• Data listing:
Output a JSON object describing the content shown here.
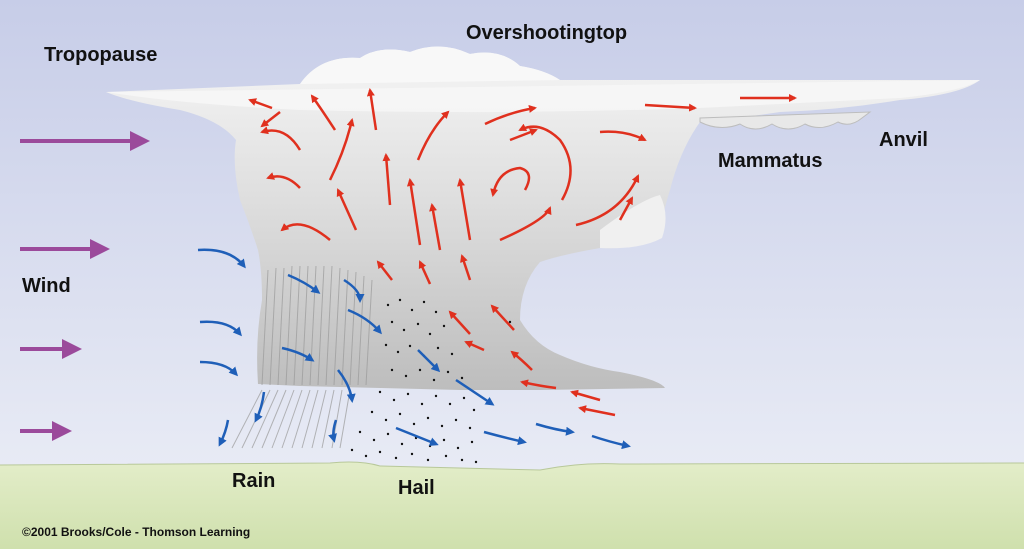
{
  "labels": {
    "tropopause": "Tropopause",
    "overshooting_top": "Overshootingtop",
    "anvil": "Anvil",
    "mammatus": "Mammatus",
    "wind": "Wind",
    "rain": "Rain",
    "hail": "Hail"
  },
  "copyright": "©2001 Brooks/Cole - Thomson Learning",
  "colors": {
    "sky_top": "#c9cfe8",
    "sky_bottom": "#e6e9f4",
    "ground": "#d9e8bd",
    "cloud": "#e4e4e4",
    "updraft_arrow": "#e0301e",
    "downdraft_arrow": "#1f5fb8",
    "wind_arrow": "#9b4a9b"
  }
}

...

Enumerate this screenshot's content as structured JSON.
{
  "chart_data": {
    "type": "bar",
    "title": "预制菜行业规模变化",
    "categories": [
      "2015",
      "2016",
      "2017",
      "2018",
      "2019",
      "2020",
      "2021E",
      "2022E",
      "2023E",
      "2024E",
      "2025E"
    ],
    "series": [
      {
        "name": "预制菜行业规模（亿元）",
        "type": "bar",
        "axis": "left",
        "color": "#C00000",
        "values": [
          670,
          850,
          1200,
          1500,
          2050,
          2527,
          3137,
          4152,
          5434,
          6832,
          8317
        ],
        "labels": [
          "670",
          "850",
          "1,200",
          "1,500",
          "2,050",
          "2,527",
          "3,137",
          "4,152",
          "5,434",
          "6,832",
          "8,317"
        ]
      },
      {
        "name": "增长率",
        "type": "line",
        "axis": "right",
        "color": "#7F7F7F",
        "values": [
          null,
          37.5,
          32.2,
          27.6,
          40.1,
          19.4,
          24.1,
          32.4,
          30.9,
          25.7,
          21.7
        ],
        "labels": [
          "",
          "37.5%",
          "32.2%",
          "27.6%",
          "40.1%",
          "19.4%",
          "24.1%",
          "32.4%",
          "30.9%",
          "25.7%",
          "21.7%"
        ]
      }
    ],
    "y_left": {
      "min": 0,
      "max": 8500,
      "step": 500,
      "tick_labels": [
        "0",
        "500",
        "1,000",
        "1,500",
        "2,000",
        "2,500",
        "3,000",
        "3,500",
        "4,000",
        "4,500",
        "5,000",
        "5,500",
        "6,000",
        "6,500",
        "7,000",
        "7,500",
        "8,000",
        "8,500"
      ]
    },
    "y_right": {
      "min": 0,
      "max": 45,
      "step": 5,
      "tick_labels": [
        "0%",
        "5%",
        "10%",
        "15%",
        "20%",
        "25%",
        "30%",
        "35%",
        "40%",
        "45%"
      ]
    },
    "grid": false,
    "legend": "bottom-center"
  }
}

• Work required: Each line with the string "content" in it needs to be found and copied.

• Output of the exercise:
Output a JSON object describing the content shown here.
Enumerate this screenshot's content as structured JSON.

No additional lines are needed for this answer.